*DIRECTIONS:* Retype every record that appears below, unchanged.

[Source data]

- Opening Delimiter -

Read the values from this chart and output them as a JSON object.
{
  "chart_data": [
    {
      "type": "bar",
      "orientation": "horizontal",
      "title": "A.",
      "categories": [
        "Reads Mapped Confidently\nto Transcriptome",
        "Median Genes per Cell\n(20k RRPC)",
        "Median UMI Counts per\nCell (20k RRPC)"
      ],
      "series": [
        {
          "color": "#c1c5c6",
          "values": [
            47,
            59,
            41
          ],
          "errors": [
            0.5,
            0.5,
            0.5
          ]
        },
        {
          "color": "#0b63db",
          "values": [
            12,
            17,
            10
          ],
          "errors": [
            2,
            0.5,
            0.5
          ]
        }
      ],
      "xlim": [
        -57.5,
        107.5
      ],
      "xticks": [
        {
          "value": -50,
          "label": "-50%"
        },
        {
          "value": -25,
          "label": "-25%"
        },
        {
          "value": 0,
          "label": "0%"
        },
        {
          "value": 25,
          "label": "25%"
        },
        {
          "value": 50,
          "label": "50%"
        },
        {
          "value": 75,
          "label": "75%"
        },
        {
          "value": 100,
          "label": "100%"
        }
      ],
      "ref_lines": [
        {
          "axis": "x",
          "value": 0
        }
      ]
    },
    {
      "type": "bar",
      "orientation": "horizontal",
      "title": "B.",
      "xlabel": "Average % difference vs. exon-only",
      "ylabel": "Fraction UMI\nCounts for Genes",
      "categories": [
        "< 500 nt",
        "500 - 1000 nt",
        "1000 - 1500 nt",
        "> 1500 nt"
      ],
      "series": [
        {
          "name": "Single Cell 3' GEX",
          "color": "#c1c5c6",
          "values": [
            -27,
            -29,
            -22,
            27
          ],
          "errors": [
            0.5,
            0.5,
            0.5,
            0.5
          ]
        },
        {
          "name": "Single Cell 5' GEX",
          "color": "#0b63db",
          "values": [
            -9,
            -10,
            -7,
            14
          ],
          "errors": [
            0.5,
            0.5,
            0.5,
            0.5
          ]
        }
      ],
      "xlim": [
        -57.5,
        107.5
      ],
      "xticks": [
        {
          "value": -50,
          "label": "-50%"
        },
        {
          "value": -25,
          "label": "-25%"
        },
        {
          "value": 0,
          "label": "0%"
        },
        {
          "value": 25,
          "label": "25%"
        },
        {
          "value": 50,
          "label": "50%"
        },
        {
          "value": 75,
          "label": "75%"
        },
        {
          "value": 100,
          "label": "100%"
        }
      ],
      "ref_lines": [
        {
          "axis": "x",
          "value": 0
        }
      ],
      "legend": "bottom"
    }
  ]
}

- Closing Delimiter -

*RESULT OF THE TASK:*
Read the values from this chart and output them as a JSON object.
{
  "chart_data": [
    {
      "type": "bar",
      "orientation": "horizontal",
      "title": "A.",
      "categories": [
        "Reads Mapped Confidently\nto Transcriptome",
        "Median Genes per Cell\n(20k RRPC)",
        "Median UMI Counts per\nCell (20k RRPC)"
      ],
      "series": [
        {
          "color": "#c1c5c6",
          "values": [
            47,
            59,
            41
          ],
          "errors": [
            0.5,
            0.5,
            0.5
          ]
        },
        {
          "color": "#0b63db",
          "values": [
            12,
            17,
            10
          ],
          "errors": [
            2,
            0.5,
            0.5
          ]
        }
      ],
      "xlim": [
        -57.5,
        107.5
      ],
      "xticks": [
        {
          "value": -50,
          "label": "-50%"
        },
        {
          "value": -25,
          "label": "-25%"
        },
        {
          "value": 0,
          "label": "0%"
        },
        {
          "value": 25,
          "label": "25%"
        },
        {
          "value": 50,
          "label": "50%"
        },
        {
          "value": 75,
          "label": "75%"
        },
        {
          "value": 100,
          "label": "100%"
        }
      ],
      "ref_lines": [
        {
          "axis": "x",
          "value": 0
        }
      ]
    },
    {
      "type": "bar",
      "orientation": "horizontal",
      "title": "B.",
      "xlabel": "Average % difference vs. exon-only",
      "ylabel": "Fraction UMI\nCounts for Genes",
      "categories": [
        "< 500 nt",
        "500 - 1000 nt",
        "1000 - 1500 nt",
        "> 1500 nt"
      ],
      "series": [
        {
          "name": "Single Cell 3' GEX",
          "color": "#c1c5c6",
          "values": [
            -27,
            -29,
            -22,
            27
          ],
          "errors": [
            0.5,
            0.5,
            0.5,
            0.5
          ]
        },
        {
          "name": "Single Cell 5' GEX",
          "color": "#0b63db",
          "values": [
            -9,
            -10,
            -7,
            14
          ],
          "errors": [
            0.5,
            0.5,
            0.5,
            0.5
          ]
        }
      ],
      "xlim": [
        -57.5,
        107.5
      ],
      "xticks": [
        {
          "value": -50,
          "label": "-50%"
        },
        {
          "value": -25,
          "label": "-25%"
        },
        {
          "value": 0,
          "label": "0%"
        },
        {
          "value": 25,
          "label": "25%"
        },
        {
          "value": 50,
          "label": "50%"
        },
        {
          "value": 75,
          "label": "75%"
        },
        {
          "value": 100,
          "label": "100%"
        }
      ],
      "ref_lines": [
        {
          "axis": "x",
          "value": 0
        }
      ],
      "legend": "bottom"
    }
  ]
}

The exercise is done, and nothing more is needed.